#### PROBLEM:
Identify, in the records below, every line where the string "OPTICS" appears, and copy each such line.

#### Extracted data entries:
= = = =

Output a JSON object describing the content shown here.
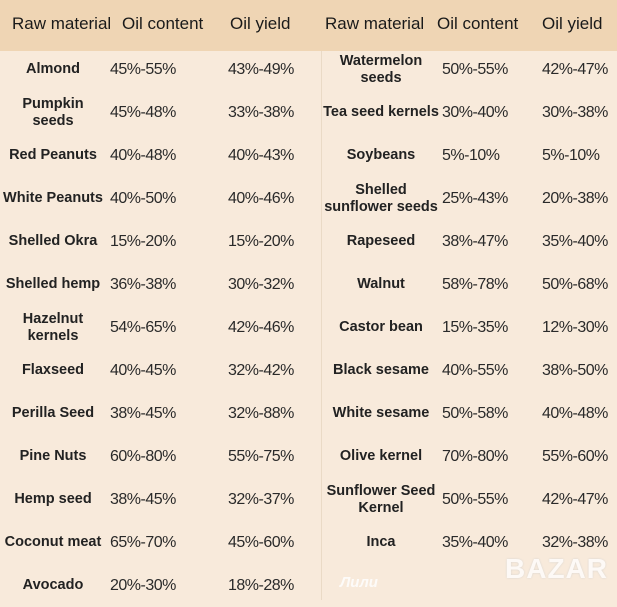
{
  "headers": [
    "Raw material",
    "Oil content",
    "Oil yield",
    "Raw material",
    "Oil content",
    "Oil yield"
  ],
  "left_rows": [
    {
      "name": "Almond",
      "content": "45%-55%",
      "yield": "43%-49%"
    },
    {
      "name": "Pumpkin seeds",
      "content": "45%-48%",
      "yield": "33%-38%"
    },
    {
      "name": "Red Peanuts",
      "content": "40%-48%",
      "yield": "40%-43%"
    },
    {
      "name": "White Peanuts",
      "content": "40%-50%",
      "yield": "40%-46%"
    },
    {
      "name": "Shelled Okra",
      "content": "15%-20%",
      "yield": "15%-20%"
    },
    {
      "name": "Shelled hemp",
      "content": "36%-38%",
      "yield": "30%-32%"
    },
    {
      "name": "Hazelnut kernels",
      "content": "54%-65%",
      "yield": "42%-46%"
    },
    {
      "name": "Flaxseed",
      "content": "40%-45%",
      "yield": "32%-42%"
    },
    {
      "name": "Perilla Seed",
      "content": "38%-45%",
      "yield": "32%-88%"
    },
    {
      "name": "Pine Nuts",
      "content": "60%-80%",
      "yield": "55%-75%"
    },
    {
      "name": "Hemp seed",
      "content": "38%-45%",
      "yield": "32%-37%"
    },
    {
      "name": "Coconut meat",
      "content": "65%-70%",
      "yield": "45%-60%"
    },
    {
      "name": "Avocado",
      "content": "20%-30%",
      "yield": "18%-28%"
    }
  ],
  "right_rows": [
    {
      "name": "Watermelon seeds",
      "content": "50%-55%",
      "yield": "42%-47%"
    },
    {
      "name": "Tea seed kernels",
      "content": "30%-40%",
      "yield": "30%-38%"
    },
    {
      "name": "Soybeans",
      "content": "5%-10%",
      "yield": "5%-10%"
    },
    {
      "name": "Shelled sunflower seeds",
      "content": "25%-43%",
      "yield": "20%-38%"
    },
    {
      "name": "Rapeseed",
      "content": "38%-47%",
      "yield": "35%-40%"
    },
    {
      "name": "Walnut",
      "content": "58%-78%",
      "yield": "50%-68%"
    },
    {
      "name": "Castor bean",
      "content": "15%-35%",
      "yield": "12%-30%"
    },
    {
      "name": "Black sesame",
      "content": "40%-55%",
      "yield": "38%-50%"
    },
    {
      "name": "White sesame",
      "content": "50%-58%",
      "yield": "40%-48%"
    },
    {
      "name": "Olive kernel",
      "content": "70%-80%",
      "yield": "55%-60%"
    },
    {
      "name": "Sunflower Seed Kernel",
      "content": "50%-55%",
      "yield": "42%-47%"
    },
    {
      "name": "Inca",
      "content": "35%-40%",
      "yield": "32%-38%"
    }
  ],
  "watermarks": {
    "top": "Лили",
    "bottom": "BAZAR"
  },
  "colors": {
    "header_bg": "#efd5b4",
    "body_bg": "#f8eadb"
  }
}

= = = =

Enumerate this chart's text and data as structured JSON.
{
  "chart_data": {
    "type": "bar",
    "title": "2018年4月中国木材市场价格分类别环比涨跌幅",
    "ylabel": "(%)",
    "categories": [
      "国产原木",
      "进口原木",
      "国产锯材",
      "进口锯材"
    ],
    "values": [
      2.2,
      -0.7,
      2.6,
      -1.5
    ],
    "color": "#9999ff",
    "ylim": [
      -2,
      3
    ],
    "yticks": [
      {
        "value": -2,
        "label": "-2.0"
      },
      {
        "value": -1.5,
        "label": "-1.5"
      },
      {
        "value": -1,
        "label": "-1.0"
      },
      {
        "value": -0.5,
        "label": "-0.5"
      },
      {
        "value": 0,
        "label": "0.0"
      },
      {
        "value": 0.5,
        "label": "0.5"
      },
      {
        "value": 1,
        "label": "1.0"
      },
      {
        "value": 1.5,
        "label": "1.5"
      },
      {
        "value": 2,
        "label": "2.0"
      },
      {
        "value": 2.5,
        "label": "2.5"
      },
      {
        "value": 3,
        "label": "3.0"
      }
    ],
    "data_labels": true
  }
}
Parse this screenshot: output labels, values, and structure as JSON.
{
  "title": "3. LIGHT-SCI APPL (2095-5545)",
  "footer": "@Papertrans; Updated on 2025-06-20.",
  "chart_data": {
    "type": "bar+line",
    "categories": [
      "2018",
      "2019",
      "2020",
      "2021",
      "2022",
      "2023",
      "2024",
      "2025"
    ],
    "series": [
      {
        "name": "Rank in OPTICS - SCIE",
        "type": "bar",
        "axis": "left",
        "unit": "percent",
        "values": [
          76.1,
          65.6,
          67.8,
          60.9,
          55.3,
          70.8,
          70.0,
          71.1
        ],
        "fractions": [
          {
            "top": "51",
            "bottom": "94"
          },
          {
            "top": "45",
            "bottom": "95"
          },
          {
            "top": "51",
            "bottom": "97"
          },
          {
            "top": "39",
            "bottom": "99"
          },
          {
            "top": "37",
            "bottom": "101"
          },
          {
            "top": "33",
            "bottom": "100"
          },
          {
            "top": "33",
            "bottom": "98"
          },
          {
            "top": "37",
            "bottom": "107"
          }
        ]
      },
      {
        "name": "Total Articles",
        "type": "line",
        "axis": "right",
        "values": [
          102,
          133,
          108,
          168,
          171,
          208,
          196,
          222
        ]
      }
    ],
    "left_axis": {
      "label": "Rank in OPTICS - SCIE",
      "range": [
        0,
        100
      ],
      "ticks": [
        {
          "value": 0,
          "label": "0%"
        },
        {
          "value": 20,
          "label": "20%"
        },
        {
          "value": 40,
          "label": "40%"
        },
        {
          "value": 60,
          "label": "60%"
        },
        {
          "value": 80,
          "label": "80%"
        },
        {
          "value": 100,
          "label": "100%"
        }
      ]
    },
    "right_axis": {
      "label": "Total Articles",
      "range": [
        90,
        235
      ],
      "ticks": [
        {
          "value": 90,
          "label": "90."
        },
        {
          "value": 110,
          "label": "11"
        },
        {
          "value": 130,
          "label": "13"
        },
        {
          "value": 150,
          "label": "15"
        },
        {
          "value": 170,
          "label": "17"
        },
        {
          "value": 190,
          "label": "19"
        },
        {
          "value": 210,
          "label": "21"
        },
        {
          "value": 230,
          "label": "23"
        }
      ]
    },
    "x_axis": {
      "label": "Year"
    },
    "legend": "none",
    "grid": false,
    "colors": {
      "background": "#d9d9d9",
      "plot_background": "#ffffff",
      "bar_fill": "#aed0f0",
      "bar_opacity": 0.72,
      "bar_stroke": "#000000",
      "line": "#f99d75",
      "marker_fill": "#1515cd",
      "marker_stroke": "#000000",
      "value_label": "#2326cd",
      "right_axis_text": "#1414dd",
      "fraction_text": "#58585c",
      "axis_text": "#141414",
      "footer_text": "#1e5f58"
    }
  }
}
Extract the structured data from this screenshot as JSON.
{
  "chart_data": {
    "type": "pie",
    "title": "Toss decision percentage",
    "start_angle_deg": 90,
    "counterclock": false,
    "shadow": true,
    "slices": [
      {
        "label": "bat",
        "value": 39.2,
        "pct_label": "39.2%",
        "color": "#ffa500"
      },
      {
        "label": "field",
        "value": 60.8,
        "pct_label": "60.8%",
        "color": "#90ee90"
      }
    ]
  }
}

= = = =

#### RESPONSE:
        "name": "Rank in OPTICS - SCIE",
      "label": "Rank in OPTICS - SCIE",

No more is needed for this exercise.